Exercise prompt →
Which lines in the records below contain the word "Wydawnictwo"? Copy each one out.

Data supplied →
'''

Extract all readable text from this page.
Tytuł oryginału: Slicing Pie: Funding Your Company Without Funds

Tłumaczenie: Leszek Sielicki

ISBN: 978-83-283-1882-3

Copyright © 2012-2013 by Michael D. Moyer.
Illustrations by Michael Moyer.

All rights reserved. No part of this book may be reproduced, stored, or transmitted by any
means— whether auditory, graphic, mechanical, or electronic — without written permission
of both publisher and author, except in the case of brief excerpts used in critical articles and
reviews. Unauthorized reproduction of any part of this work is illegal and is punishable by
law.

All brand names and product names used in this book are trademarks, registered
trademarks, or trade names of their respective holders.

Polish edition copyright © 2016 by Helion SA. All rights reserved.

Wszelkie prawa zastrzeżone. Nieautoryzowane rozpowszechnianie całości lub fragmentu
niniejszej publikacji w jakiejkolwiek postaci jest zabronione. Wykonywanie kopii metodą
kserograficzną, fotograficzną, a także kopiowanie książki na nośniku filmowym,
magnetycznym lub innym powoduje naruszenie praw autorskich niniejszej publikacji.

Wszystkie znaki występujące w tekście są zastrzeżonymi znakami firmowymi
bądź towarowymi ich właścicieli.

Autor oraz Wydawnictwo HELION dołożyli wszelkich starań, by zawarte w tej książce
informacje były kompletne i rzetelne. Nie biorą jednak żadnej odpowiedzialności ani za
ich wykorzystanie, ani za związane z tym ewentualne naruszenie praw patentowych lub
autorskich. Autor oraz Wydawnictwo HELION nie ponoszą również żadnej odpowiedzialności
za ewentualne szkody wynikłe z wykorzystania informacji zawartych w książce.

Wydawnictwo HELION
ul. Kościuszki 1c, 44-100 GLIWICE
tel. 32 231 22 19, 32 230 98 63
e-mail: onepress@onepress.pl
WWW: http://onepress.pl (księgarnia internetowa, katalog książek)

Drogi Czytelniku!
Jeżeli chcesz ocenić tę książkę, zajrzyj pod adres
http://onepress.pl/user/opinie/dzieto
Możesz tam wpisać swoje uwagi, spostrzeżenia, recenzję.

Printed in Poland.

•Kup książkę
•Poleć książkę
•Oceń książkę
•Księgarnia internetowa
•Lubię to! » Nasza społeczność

'''

Result →
Autor oraz Wydawnictwo HELION dołożyli wszelkich starań, by zawarte w tej książce
autorskich. Autor oraz Wydawnictwo HELION nie ponoszą również żadnej odpowiedzialności
Wydawnictwo HELION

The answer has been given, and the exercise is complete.